WORK REQUIRED
Write out each line beneath this one exactly as it reads.

RECORDS PROVIDED

--

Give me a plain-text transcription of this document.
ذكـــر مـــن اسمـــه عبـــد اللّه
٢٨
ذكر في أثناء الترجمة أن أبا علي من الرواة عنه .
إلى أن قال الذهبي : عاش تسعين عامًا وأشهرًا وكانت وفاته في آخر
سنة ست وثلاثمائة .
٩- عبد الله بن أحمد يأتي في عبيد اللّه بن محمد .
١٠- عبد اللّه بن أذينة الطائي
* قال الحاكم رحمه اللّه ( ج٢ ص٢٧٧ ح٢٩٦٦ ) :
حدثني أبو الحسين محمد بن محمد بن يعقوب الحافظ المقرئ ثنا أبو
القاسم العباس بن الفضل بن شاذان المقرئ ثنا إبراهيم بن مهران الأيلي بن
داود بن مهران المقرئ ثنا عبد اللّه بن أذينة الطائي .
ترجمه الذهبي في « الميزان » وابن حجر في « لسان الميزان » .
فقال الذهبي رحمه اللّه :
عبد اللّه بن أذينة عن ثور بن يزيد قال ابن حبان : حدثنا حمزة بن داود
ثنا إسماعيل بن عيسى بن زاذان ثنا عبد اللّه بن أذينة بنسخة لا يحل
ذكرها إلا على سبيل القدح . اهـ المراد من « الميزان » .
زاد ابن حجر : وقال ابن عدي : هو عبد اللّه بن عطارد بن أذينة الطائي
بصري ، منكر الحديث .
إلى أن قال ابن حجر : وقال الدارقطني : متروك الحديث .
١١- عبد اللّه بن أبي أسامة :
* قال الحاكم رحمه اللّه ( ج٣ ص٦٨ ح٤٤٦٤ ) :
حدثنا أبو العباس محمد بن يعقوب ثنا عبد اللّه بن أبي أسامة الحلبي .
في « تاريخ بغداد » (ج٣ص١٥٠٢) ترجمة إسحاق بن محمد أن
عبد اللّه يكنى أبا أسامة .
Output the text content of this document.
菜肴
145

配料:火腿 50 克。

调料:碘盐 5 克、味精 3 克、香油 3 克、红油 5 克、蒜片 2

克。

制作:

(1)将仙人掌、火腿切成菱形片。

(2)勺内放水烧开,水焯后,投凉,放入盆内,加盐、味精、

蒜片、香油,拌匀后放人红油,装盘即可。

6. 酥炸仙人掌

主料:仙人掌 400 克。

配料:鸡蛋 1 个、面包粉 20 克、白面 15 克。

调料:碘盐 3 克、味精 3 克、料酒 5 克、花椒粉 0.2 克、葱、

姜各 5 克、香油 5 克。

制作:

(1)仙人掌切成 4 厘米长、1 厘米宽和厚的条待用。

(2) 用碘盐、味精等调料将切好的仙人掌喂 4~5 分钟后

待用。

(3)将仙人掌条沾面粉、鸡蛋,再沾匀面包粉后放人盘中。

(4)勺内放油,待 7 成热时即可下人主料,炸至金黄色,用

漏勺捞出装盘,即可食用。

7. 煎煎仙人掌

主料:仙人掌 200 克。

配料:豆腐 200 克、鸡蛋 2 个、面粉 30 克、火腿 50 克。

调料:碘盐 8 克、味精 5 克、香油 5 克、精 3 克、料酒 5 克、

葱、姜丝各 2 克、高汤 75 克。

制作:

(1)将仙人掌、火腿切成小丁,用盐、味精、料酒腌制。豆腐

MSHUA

--

EXPECTED ANSWER
Give me a plain-text transcription of this document.
ذكـــر مـــن اسمـــه عبـــد اللّه
٢٨
ذكر في أثناء الترجمة أن أبا علي من الرواة عنه .
إلى أن قال الذهبي : عاش تسعين عامًا وأشهرًا وكانت وفاته في آخر
سنة ست وثلاثمائة .
٩- عبد الله بن أحمد يأتي في عبيد اللّه بن محمد .
١٠- عبد اللّه بن أذينة الطائي
* قال الحاكم رحمه اللّه ( ج٢ ص٢٧٧ ح٢٩٦٦ ) :
حدثني أبو الحسين محمد بن محمد بن يعقوب الحافظ المقرئ ثنا أبو
القاسم العباس بن الفضل بن شاذان المقرئ ثنا إبراهيم بن مهران الأيلي بن
داود بن مهران المقرئ ثنا عبد اللّه بن أذينة الطائي .
ترجمه الذهبي في « الميزان » وابن حجر في « لسان الميزان » .
فقال الذهبي رحمه اللّه :
عبد اللّه بن أذينة عن ثور بن يزيد قال ابن حبان : حدثنا حمزة بن داود
ثنا إسماعيل بن عيسى بن زاذان ثنا عبد اللّه بن أذينة بنسخة لا يحل
ذكرها إلا على سبيل القدح . اهـ المراد من « الميزان » .
زاد ابن حجر : وقال ابن عدي : هو عبد اللّه بن عطارد بن أذينة الطائي
بصري ، منكر الحديث .
إلى أن قال ابن حجر : وقال الدارقطني : متروك الحديث .
١١- عبد اللّه بن أبي أسامة :
* قال الحاكم رحمه اللّه ( ج٣ ص٦٨ ح٤٤٦٤ ) :
حدثنا أبو العباس محمد بن يعقوب ثنا عبد اللّه بن أبي أسامة الحلبي .
في « تاريخ بغداد » (ج٣ص١٥٠٢) ترجمة إسحاق بن محمد أن
عبد اللّه يكنى أبا أسامة .
Output the text content of this document.
菜肴
145

配料:火腿 50 克。

调料:碘盐 5 克、味精 3 克、香油 3 克、红油 5 克、蒜片 2

克。

制作:

(1)将仙人掌、火腿切成菱形片。

(2)勺内放水烧开,水焯后,投凉,放入盆内,加盐、味精、

蒜片、香油,拌匀后放人红油,装盘即可。

6. 酥炸仙人掌

主料:仙人掌 400 克。

配料:鸡蛋 1 个、面包粉 20 克、白面 15 克。

调料:碘盐 3 克、味精 3 克、料酒 5 克、花椒粉 0.2 克、葱、

姜各 5 克、香油 5 克。

制作:

(1)仙人掌切成 4 厘米长、1 厘米宽和厚的条待用。

(2) 用碘盐、味精等调料将切好的仙人掌喂 4~5 分钟后

待用。

(3)将仙人掌条沾面粉、鸡蛋,再沾匀面包粉后放人盘中。

(4)勺内放油,待 7 成热时即可下人主料,炸至金黄色,用

漏勺捞出装盘,即可食用。

7. 煎煎仙人掌

主料:仙人掌 200 克。

配料:豆腐 200 克、鸡蛋 2 个、面粉 30 克、火腿 50 克。

调料:碘盐 8 克、味精 5 克、香油 5 克、精 3 克、料酒 5 克、

葱、姜丝各 2 克、高汤 75 克。

制作:

(1)将仙人掌、火腿切成小丁,用盐、味精、料酒腌制。豆腐

MSHUA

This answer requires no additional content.